▶ [THE PROBLEM] Using the listing below, please gather every line containing the word "Migrate".
--- Begin ---
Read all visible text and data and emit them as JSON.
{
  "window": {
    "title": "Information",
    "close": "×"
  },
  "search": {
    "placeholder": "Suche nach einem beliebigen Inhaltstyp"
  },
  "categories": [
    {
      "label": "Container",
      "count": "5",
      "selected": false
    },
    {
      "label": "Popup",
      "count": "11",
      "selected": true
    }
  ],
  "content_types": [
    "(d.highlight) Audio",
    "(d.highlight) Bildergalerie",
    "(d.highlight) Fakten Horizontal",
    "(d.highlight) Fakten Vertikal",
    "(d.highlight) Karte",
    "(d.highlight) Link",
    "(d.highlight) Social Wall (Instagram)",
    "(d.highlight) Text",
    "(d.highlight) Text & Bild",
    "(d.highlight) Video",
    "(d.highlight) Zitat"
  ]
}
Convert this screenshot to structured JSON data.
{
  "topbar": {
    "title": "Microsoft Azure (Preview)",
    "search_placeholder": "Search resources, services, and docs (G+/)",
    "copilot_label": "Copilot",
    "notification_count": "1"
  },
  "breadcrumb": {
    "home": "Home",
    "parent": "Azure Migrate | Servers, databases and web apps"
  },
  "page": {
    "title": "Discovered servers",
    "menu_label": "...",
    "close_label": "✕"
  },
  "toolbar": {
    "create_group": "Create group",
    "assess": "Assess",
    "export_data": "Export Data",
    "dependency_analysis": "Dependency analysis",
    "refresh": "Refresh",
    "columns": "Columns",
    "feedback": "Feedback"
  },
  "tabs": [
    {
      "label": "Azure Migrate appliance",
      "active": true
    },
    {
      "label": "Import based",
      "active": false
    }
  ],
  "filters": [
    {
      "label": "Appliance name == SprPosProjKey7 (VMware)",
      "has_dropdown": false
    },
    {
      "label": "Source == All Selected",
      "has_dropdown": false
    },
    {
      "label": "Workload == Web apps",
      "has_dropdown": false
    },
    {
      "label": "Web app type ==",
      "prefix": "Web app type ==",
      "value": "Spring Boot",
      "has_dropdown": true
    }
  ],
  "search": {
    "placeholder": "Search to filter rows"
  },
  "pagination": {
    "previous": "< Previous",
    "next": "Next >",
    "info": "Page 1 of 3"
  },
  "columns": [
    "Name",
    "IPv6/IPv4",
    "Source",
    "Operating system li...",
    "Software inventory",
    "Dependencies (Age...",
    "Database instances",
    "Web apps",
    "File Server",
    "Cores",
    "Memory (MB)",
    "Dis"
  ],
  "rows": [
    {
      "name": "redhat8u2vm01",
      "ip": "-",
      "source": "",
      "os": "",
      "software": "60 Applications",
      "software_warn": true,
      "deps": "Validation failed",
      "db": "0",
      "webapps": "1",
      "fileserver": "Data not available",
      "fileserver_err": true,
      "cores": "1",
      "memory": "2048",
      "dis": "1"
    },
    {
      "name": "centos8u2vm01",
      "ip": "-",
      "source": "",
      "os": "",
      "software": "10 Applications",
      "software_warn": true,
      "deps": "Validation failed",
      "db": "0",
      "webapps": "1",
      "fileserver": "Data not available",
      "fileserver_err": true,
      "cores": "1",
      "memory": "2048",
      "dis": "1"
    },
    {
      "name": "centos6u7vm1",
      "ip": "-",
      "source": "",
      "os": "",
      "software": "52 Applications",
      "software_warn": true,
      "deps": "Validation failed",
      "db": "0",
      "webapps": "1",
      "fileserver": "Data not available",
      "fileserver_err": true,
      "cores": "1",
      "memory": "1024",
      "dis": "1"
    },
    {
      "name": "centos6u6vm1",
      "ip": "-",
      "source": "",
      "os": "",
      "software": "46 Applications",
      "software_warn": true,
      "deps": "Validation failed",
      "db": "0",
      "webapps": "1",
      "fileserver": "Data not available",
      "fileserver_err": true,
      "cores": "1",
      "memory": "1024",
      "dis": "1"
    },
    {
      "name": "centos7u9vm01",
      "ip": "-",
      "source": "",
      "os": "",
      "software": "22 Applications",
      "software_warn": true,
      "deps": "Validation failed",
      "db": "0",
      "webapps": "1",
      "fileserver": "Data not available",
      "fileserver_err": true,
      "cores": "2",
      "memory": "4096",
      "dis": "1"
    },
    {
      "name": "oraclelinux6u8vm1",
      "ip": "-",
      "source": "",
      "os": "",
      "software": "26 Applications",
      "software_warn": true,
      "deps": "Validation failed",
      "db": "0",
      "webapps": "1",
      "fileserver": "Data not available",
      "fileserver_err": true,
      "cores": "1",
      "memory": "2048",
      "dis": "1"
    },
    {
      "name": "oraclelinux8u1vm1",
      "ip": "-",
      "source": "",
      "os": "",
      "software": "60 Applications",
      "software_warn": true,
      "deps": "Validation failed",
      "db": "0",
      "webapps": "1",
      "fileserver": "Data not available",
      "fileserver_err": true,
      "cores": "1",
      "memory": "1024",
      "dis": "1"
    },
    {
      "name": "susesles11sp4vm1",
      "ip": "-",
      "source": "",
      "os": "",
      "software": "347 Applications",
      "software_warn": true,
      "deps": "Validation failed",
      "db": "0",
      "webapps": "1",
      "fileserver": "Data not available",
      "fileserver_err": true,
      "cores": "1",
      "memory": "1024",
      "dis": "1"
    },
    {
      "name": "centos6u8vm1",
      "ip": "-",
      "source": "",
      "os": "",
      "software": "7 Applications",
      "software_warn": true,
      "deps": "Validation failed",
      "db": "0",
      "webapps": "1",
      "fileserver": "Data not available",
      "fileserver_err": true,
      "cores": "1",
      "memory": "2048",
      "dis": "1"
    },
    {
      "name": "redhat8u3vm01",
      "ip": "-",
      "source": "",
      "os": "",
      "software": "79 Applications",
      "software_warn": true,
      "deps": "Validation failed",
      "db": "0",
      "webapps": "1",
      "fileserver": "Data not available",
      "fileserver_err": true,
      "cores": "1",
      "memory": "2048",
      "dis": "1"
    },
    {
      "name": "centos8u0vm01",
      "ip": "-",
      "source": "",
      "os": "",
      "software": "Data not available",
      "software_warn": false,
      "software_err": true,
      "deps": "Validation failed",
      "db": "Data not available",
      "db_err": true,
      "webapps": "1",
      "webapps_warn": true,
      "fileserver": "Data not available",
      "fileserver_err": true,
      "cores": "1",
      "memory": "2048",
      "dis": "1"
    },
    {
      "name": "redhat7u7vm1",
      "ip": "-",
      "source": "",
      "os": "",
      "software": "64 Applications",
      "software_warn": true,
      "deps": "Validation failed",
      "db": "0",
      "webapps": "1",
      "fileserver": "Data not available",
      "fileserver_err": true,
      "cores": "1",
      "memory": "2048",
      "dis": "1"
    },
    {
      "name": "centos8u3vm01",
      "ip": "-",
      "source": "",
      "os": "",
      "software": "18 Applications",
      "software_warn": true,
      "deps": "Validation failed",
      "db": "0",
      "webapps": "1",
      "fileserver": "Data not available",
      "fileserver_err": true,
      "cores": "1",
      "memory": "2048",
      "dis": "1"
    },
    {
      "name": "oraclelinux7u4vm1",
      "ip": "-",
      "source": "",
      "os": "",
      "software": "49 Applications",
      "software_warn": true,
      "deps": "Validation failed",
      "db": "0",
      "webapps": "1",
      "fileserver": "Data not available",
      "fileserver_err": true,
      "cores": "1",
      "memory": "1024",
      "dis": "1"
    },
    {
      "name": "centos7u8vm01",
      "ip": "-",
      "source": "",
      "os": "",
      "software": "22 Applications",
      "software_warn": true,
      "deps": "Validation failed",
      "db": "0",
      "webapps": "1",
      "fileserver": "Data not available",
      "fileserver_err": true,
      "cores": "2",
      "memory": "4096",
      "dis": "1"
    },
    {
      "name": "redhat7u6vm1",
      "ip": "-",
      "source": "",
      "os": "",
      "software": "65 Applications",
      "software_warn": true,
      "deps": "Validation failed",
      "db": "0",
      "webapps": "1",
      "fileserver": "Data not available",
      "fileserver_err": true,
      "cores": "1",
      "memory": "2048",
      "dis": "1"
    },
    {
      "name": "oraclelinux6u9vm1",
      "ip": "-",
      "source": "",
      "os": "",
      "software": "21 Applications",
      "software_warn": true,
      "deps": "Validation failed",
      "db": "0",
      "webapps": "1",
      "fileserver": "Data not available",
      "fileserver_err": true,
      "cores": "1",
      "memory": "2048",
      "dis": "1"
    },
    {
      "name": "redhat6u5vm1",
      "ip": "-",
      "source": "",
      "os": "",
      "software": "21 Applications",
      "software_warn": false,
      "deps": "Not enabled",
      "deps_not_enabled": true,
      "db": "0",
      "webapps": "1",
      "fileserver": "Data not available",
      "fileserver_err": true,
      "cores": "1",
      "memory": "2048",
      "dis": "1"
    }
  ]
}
--- End ---
▶ [SOLVED PROBLEM]
    "parent": "Azure Migrate | Servers, databases and web apps"
      "label": "Azure Migrate appliance",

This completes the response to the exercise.